# PROVIDED INFORMATION start

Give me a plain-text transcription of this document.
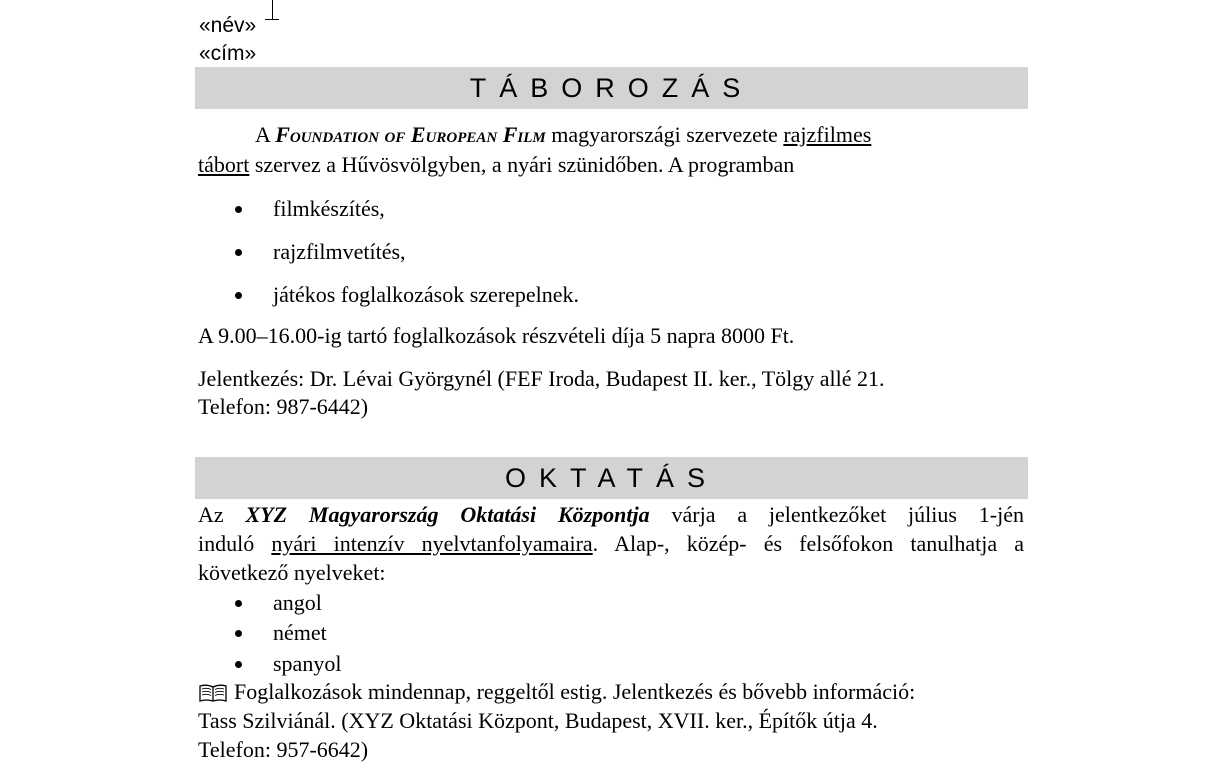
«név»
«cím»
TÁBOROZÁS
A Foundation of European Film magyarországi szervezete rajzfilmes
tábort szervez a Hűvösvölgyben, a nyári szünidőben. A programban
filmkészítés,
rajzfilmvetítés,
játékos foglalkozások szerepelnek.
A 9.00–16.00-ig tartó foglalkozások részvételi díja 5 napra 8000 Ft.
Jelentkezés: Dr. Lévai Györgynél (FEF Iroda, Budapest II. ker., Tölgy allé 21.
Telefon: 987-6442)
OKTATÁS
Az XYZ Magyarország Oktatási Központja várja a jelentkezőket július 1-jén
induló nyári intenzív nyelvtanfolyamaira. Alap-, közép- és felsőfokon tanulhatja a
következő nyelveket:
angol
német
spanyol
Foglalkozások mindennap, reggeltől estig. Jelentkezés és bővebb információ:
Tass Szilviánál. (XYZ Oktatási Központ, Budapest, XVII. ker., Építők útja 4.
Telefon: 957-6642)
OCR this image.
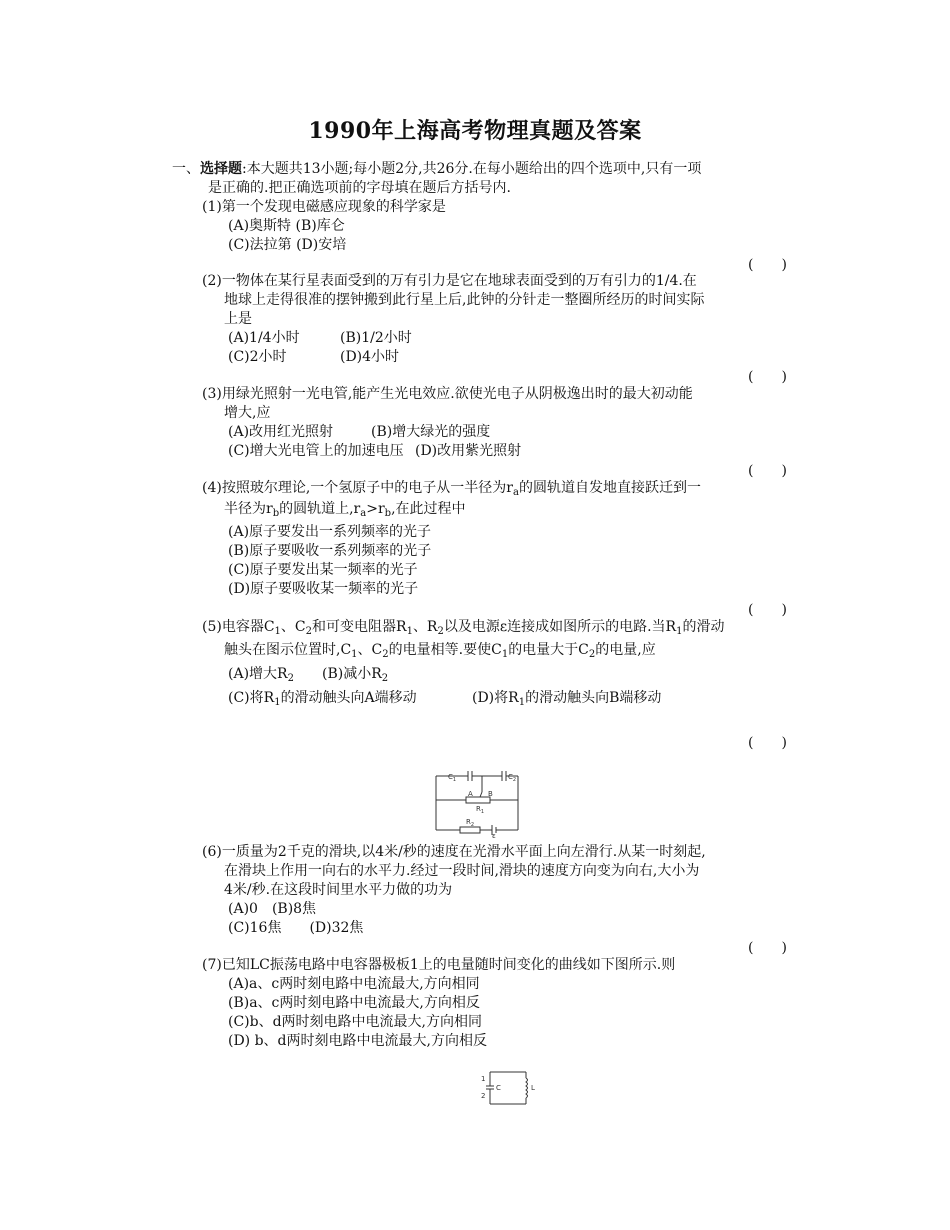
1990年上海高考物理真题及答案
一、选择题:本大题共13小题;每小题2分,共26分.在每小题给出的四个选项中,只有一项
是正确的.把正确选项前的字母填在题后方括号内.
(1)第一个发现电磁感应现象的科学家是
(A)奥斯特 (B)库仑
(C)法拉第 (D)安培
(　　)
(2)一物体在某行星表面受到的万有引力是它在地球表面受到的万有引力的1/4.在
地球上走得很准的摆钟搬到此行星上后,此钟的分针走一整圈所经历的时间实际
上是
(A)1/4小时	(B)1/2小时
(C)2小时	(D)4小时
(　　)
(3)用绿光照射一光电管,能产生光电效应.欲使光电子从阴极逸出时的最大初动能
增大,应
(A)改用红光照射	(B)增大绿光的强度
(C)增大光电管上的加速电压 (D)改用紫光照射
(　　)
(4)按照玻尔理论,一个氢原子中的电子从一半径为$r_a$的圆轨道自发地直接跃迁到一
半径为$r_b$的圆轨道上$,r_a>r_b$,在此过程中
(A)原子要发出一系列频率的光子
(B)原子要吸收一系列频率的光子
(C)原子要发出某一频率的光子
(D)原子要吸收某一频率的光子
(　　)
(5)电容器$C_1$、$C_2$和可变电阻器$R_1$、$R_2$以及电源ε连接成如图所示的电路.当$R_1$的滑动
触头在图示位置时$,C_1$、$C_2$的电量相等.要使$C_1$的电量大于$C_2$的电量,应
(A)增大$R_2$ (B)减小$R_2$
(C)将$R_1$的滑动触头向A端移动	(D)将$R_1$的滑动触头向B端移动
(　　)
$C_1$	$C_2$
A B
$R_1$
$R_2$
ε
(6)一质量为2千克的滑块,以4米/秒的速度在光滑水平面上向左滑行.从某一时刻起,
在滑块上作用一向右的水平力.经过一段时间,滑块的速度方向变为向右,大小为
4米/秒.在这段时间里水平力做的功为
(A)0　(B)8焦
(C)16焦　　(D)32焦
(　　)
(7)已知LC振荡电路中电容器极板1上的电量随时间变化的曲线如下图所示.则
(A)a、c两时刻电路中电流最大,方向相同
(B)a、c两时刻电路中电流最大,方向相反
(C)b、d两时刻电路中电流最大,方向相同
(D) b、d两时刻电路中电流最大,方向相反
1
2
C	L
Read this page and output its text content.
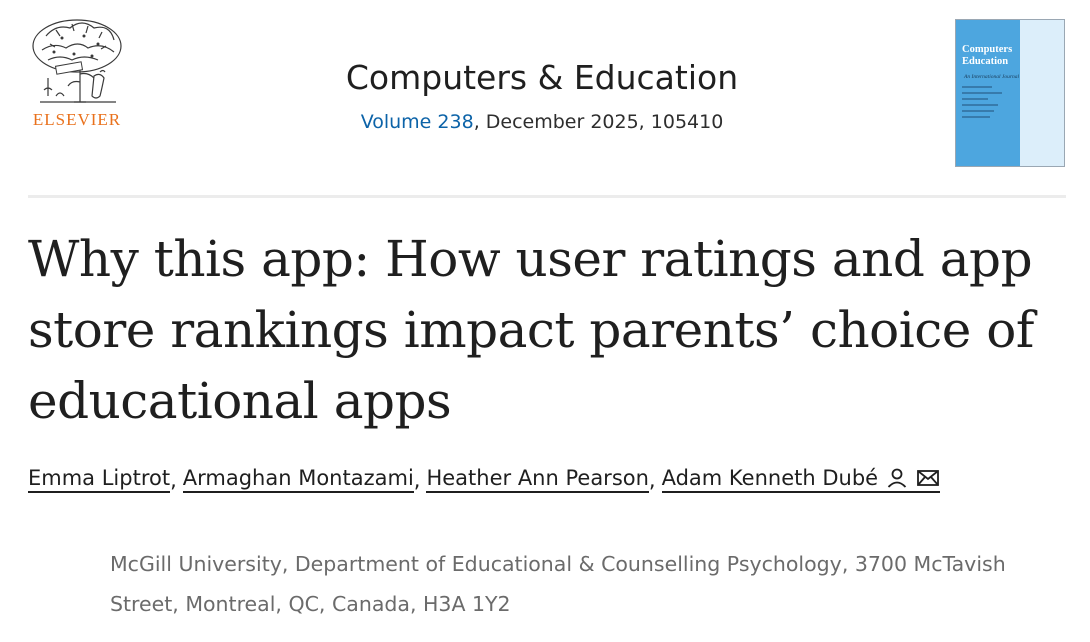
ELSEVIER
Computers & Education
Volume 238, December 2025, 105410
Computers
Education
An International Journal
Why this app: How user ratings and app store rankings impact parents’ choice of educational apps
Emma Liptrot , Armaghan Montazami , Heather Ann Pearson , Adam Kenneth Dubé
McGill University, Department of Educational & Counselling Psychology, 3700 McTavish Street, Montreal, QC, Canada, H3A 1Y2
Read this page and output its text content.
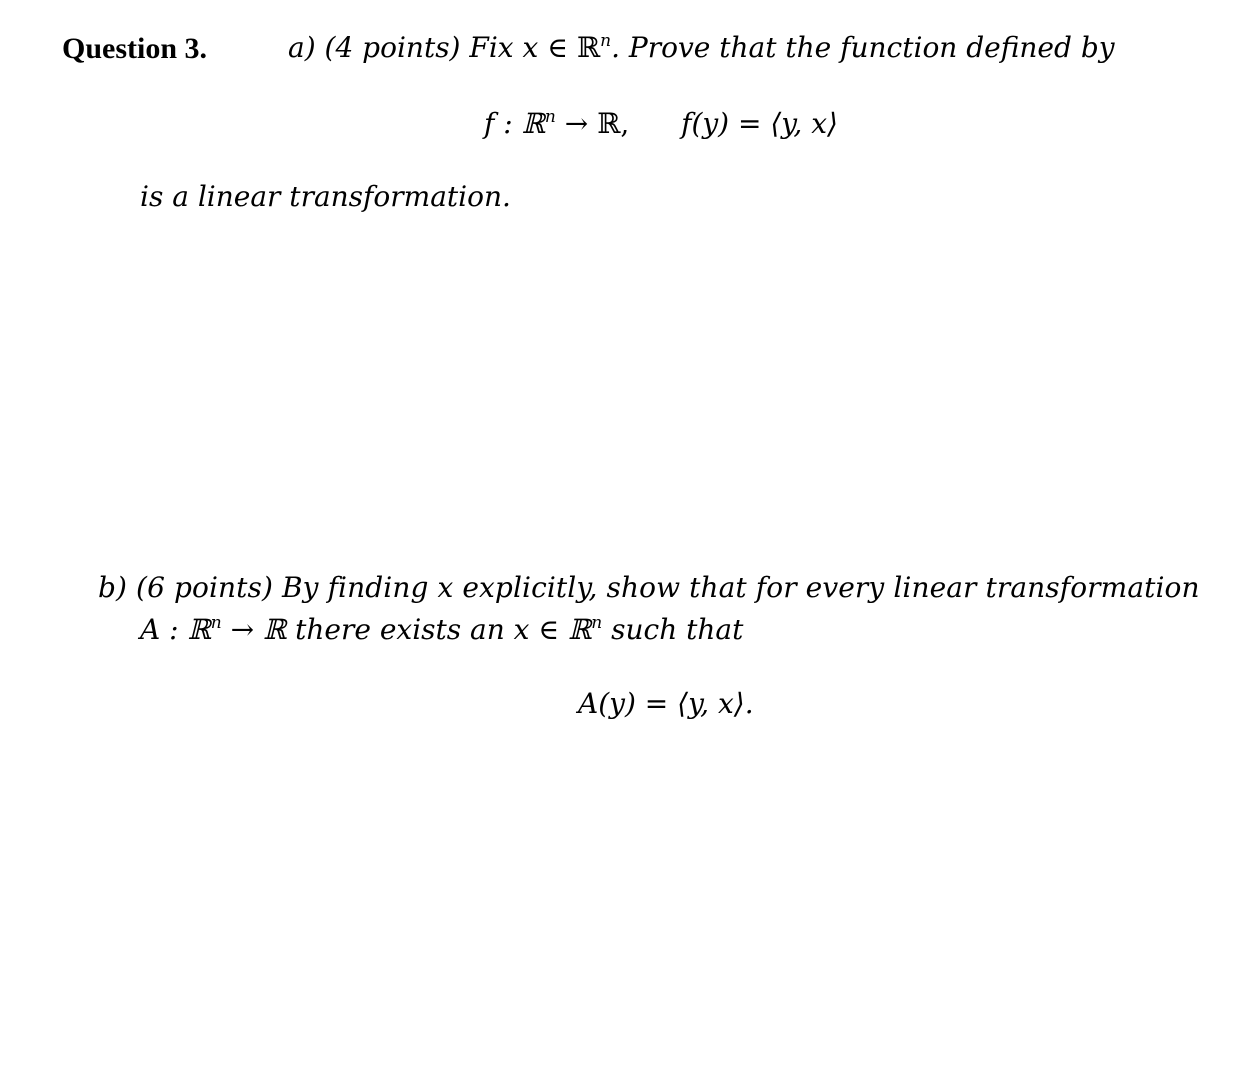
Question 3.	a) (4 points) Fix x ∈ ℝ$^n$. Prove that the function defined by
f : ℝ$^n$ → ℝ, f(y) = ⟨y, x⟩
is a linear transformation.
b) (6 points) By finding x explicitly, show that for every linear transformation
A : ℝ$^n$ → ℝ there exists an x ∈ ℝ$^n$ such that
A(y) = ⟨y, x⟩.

# PROVIDED INFORMATION end

Read through the entries and copy every line that includes "d两时刻电路中电流最大".

(C)b、d两时刻电路中电流最大,方向相同
(D) b、d两时刻电路中电流最大,方向相反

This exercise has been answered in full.